» Work to do
With the pictures left out, copy the listing below exactly.

··· Records for processing

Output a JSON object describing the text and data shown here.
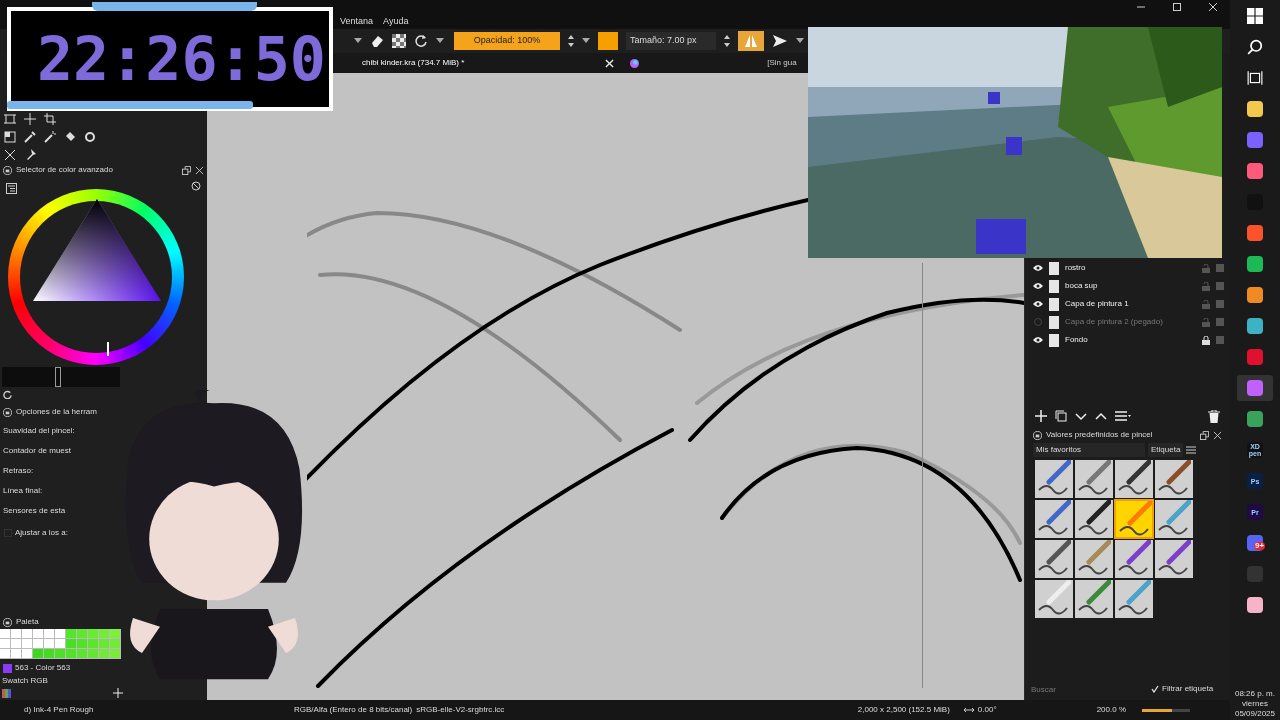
{
  "menu": [
    {
      "label": "Ventana"
    },
    {
      "label": "Ayuda"
    }
  ],
  "clock": {
    "time": "22:26:50"
  },
  "toolbar": {
    "opacity": "Opacidad: 100%",
    "opacity_slider": {
      "level": 1
    },
    "size": "Tamaño: 7.00 px",
    "mirror_on": true
  },
  "tabs": [
    {
      "title": "chibi kinder.kra (734.7 MiB) *",
      "selected": true
    },
    {
      "title": "[Sin gua",
      "selected": false
    }
  ],
  "color_selector": {
    "title": "Selector de color avanzado",
    "slider": {
      "level": 0.47
    }
  },
  "tool_options": {
    "title": "Opciones de la herram",
    "fields": [
      "Suavidad del pincel:",
      "Contador de muest",
      "Retraso:",
      "Línea final:",
      "Sensores de esta"
    ],
    "checkbox": {
      "label": "Ajustar a los a:",
      "checked": false
    }
  },
  "palette": {
    "title": "Paleta",
    "rows": [
      [
        {
          "color": "#ffffff"
        },
        {
          "color": "#ffffff"
        },
        {
          "color": "#ffffff"
        },
        {
          "color": "#ffffff"
        },
        {
          "color": "#ffffff"
        },
        {
          "color": "#ffffff"
        },
        {
          "color": "#55e52a"
        },
        {
          "color": "#5fe82e"
        },
        {
          "color": "#69ea33"
        },
        {
          "color": "#74ec37"
        },
        {
          "color": "#7fee3c"
        }
      ],
      [
        {
          "color": "#ffffff"
        },
        {
          "color": "#ffffff"
        },
        {
          "color": "#ffffff"
        },
        {
          "color": "#ffffff"
        },
        {
          "color": "#ffffff"
        },
        {
          "color": "#ffffff"
        },
        {
          "color": "#48e024"
        },
        {
          "color": "#52e328"
        },
        {
          "color": "#5ce52d"
        },
        {
          "color": "#67e832"
        },
        {
          "color": "#72ea36"
        }
      ],
      [
        {
          "color": "#ffffff"
        },
        {
          "color": "#ffffff"
        },
        {
          "color": "#ffffff"
        },
        {
          "color": "#3dd91f"
        },
        {
          "color": "#44dc22"
        },
        {
          "color": "#4cdf26"
        },
        {
          "color": "#54e12a"
        },
        {
          "color": "#5de42e"
        },
        {
          "color": "#66e632"
        },
        {
          "color": "#70e937"
        },
        {
          "color": "#7aeb3b"
        }
      ]
    ],
    "current": {
      "label": "563 - Color 563",
      "color": "#8a3cf5"
    },
    "swatch_set": "Swatch RGB"
  },
  "layers": [
    {
      "name": "rostro",
      "visible": true,
      "locked": false
    },
    {
      "name": "boca sup",
      "visible": true,
      "locked": false
    },
    {
      "name": "Capa de pintura 1",
      "visible": true,
      "locked": false
    },
    {
      "name": "Capa de pintura 2 (pegado)",
      "visible": false,
      "locked": false
    },
    {
      "name": "Fondo",
      "visible": true,
      "locked": true
    }
  ],
  "brush_presets": {
    "title": "Valores predefinidos de pincel",
    "tag": "Mis favoritos",
    "tag_button": "Etiqueta",
    "presets": [
      {
        "selected": false
      },
      {
        "selected": false
      },
      {
        "selected": false
      },
      {
        "selected": false
      },
      {
        "selected": false
      },
      {
        "selected": false
      },
      {
        "selected": true
      },
      {
        "selected": false
      },
      {
        "selected": false
      },
      {
        "selected": false
      },
      {
        "selected": false
      },
      {
        "selected": false
      },
      {
        "selected": false
      },
      {
        "selected": false
      },
      {
        "selected": false
      }
    ],
    "search_placeholder": "Buscar",
    "filter": {
      "label": "Filtrar etiqueta",
      "checked": true
    }
  },
  "status_bar": {
    "brush": "d) Ink-4 Pen Rough",
    "color_space": "RGB/Alfa (Entero de 8 bits/canal)",
    "profile": "sRGB-elle-V2-srgbtrc.icc",
    "dimensions": "2,000 x 2,500 (152.5 MiB)",
    "rotation": "0.00°",
    "zoom": "200.0 %",
    "zoom_slider": {
      "level": 0.62
    }
  },
  "taskbar": {
    "apps": [
      {
        "kind": "start",
        "selected": false
      },
      {
        "kind": "search",
        "selected": false
      },
      {
        "kind": "taskview",
        "selected": false
      },
      {
        "kind": "app",
        "color": "#f2c94c",
        "selected": false
      },
      {
        "kind": "app",
        "color": "#7b61ff",
        "selected": false
      },
      {
        "kind": "app",
        "color": "#ff5a79",
        "selected": false
      },
      {
        "kind": "app",
        "color": "#111111",
        "selected": false
      },
      {
        "kind": "app",
        "color": "#fb542b",
        "selected": false
      },
      {
        "kind": "app",
        "color": "#1db954",
        "selected": false
      },
      {
        "kind": "app",
        "color": "#f08a24",
        "selected": false
      },
      {
        "kind": "app",
        "color": "#3bb3c3",
        "selected": false
      },
      {
        "kind": "app",
        "color": "#e0102f",
        "selected": false
      },
      {
        "kind": "app",
        "color": "#c060ff",
        "selected": true
      },
      {
        "kind": "app",
        "color": "#3aa35b",
        "selected": false
      },
      {
        "kind": "app",
        "color": "#111111",
        "label": "XD pen",
        "selected": false
      },
      {
        "kind": "app",
        "color": "#0a1f44",
        "label": "Ps",
        "selected": false
      },
      {
        "kind": "app",
        "color": "#1f0a44",
        "label": "Pr",
        "selected": false
      },
      {
        "kind": "app",
        "color": "#5865f2",
        "badge": "9+",
        "selected": false
      },
      {
        "kind": "app",
        "color": "#333333",
        "selected": false
      },
      {
        "kind": "app",
        "color": "#f7b3c8",
        "selected": false
      }
    ],
    "time": "08:26 p. m.",
    "day": "viernes",
    "date": "05/09/2025"
  }
}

······

» Answer below
Output a JSON object describing the text and data shown here.
{
  "menu": [
    {
      "label": "Ventana"
    },
    {
      "label": "Ayuda"
    }
  ],
  "clock": {
    "time": "22:26:50"
  },
  "toolbar": {
    "opacity": "Opacidad: 100%",
    "opacity_slider": {
      "level": 1
    },
    "size": "Tamaño: 7.00 px",
    "mirror_on": true
  },
  "tabs": [
    {
      "title": "chibi kinder.kra (734.7 MiB) *",
      "selected": true
    },
    {
      "title": "[Sin gua",
      "selected": false
    }
  ],
  "color_selector": {
    "title": "Selector de color avanzado",
    "slider": {
      "level": 0.47
    }
  },
  "tool_options": {
    "title": "Opciones de la herram",
    "fields": [
      "Suavidad del pincel:",
      "Contador de muest",
      "Retraso:",
      "Línea final:",
      "Sensores de esta"
    ],
    "checkbox": {
      "label": "Ajustar a los a:",
      "checked": false
    }
  },
  "palette": {
    "title": "Paleta",
    "rows": [
      [
        {
          "color": "#ffffff"
        },
        {
          "color": "#ffffff"
        },
        {
          "color": "#ffffff"
        },
        {
          "color": "#ffffff"
        },
        {
          "color": "#ffffff"
        },
        {
          "color": "#ffffff"
        },
        {
          "color": "#55e52a"
        },
        {
          "color": "#5fe82e"
        },
        {
          "color": "#69ea33"
        },
        {
          "color": "#74ec37"
        },
        {
          "color": "#7fee3c"
        }
      ],
      [
        {
          "color": "#ffffff"
        },
        {
          "color": "#ffffff"
        },
        {
          "color": "#ffffff"
        },
        {
          "color": "#ffffff"
        },
        {
          "color": "#ffffff"
        },
        {
          "color": "#ffffff"
        },
        {
          "color": "#48e024"
        },
        {
          "color": "#52e328"
        },
        {
          "color": "#5ce52d"
        },
        {
          "color": "#67e832"
        },
        {
          "color": "#72ea36"
        }
      ],
      [
        {
          "color": "#ffffff"
        },
        {
          "color": "#ffffff"
        },
        {
          "color": "#ffffff"
        },
        {
          "color": "#3dd91f"
        },
        {
          "color": "#44dc22"
        },
        {
          "color": "#4cdf26"
        },
        {
          "color": "#54e12a"
        },
        {
          "color": "#5de42e"
        },
        {
          "color": "#66e632"
        },
        {
          "color": "#70e937"
        },
        {
          "color": "#7aeb3b"
        }
      ]
    ],
    "current": {
      "label": "563 - Color 563",
      "color": "#8a3cf5"
    },
    "swatch_set": "Swatch RGB"
  },
  "layers": [
    {
      "name": "rostro",
      "visible": true,
      "locked": false
    },
    {
      "name": "boca sup",
      "visible": true,
      "locked": false
    },
    {
      "name": "Capa de pintura 1",
      "visible": true,
      "locked": false
    },
    {
      "name": "Capa de pintura 2 (pegado)",
      "visible": false,
      "locked": false
    },
    {
      "name": "Fondo",
      "visible": true,
      "locked": true
    }
  ],
  "brush_presets": {
    "title": "Valores predefinidos de pincel",
    "tag": "Mis favoritos",
    "tag_button": "Etiqueta",
    "presets": [
      {
        "selected": false
      },
      {
        "selected": false
      },
      {
        "selected": false
      },
      {
        "selected": false
      },
      {
        "selected": false
      },
      {
        "selected": false
      },
      {
        "selected": true
      },
      {
        "selected": false
      },
      {
        "selected": false
      },
      {
        "selected": false
      },
      {
        "selected": false
      },
      {
        "selected": false
      },
      {
        "selected": false
      },
      {
        "selected": false
      },
      {
        "selected": false
      }
    ],
    "search_placeholder": "Buscar",
    "filter": {
      "label": "Filtrar etiqueta",
      "checked": true
    }
  },
  "status_bar": {
    "brush": "d) Ink-4 Pen Rough",
    "color_space": "RGB/Alfa (Entero de 8 bits/canal)",
    "profile": "sRGB-elle-V2-srgbtrc.icc",
    "dimensions": "2,000 x 2,500 (152.5 MiB)",
    "rotation": "0.00°",
    "zoom": "200.0 %",
    "zoom_slider": {
      "level": 0.62
    }
  },
  "taskbar": {
    "apps": [
      {
        "kind": "start",
        "selected": false
      },
      {
        "kind": "search",
        "selected": false
      },
      {
        "kind": "taskview",
        "selected": false
      },
      {
        "kind": "app",
        "color": "#f2c94c",
        "selected": false
      },
      {
        "kind": "app",
        "color": "#7b61ff",
        "selected": false
      },
      {
        "kind": "app",
        "color": "#ff5a79",
        "selected": false
      },
      {
        "kind": "app",
        "color": "#111111",
        "selected": false
      },
      {
        "kind": "app",
        "color": "#fb542b",
        "selected": false
      },
      {
        "kind": "app",
        "color": "#1db954",
        "selected": false
      },
      {
        "kind": "app",
        "color": "#f08a24",
        "selected": false
      },
      {
        "kind": "app",
        "color": "#3bb3c3",
        "selected": false
      },
      {
        "kind": "app",
        "color": "#e0102f",
        "selected": false
      },
      {
        "kind": "app",
        "color": "#c060ff",
        "selected": true
      },
      {
        "kind": "app",
        "color": "#3aa35b",
        "selected": false
      },
      {
        "kind": "app",
        "color": "#111111",
        "label": "XD pen",
        "selected": false
      },
      {
        "kind": "app",
        "color": "#0a1f44",
        "label": "Ps",
        "selected": false
      },
      {
        "kind": "app",
        "color": "#1f0a44",
        "label": "Pr",
        "selected": false
      },
      {
        "kind": "app",
        "color": "#5865f2",
        "badge": "9+",
        "selected": false
      },
      {
        "kind": "app",
        "color": "#333333",
        "selected": false
      },
      {
        "kind": "app",
        "color": "#f7b3c8",
        "selected": false
      }
    ],
    "time": "08:26 p. m.",
    "day": "viernes",
    "date": "05/09/2025"
  }
}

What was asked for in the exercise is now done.